Filter the lines below, copying only those with the string "values".
+++ Input rows +++
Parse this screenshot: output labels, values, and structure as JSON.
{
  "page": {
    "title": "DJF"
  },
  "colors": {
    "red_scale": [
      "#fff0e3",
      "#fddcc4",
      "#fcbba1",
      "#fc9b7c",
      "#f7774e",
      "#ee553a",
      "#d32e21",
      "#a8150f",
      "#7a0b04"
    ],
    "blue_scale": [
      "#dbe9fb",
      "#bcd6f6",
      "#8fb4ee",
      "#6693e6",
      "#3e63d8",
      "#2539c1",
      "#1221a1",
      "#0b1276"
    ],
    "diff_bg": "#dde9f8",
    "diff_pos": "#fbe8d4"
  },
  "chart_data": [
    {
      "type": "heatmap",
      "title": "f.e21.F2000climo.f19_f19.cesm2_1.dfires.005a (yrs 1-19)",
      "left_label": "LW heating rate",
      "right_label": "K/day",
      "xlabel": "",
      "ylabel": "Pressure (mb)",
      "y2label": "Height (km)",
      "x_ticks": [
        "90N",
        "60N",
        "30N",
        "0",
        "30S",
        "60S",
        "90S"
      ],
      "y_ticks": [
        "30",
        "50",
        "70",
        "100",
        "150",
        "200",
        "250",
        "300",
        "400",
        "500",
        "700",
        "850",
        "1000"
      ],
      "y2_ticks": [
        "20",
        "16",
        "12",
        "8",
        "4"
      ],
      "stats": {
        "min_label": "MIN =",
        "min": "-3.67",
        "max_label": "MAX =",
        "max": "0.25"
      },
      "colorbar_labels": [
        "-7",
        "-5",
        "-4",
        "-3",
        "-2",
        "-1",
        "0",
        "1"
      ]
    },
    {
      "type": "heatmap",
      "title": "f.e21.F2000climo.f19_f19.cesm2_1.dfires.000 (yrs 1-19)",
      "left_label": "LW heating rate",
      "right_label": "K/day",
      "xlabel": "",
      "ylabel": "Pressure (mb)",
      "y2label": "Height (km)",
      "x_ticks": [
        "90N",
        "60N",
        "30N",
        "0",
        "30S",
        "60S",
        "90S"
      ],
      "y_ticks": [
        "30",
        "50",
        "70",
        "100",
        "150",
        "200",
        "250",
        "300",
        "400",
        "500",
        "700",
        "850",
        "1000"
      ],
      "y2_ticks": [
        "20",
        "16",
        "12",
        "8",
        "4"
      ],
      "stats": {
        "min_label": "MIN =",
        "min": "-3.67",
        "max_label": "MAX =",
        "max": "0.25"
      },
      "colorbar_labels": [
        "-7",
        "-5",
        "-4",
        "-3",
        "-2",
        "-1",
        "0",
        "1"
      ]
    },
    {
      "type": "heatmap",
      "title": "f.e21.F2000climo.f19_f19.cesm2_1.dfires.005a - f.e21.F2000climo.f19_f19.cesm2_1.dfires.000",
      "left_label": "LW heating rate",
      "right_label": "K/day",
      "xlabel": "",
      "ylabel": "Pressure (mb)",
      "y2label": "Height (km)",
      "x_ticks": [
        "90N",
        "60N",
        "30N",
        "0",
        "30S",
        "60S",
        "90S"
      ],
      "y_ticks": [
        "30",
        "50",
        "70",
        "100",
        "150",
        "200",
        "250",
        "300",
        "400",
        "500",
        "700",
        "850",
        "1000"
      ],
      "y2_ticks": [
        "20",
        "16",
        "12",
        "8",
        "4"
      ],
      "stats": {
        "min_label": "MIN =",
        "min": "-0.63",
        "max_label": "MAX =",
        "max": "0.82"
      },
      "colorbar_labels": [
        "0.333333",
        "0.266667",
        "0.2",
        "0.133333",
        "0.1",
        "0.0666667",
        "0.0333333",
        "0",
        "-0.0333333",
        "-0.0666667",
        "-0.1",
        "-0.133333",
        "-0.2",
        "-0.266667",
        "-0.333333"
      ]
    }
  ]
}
+++
+++ Input rows +++
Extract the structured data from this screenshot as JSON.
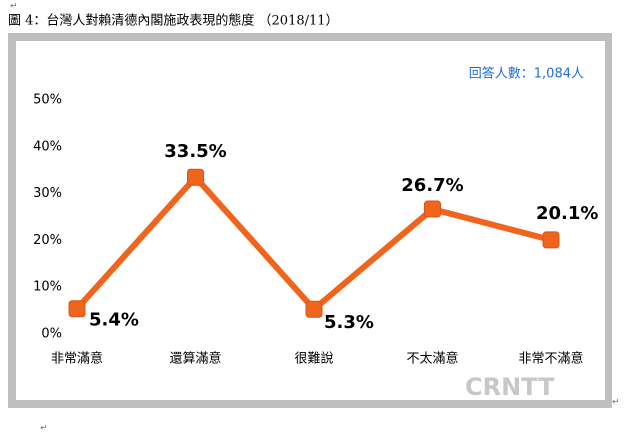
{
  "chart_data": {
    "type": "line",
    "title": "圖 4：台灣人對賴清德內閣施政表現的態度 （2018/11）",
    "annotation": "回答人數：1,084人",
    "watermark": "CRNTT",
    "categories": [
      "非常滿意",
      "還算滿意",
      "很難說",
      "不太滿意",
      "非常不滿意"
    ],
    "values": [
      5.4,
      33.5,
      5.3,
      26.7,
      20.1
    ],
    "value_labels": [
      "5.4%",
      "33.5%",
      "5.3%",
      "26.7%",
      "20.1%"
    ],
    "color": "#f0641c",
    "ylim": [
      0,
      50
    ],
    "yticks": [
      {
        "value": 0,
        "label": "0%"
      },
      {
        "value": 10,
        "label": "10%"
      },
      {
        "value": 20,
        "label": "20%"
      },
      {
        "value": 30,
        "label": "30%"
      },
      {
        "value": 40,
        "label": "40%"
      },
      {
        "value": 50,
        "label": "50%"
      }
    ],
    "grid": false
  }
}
+++
• [Final result]:
Parse this screenshot: output labels, values, and structure as JSON.
    "values": [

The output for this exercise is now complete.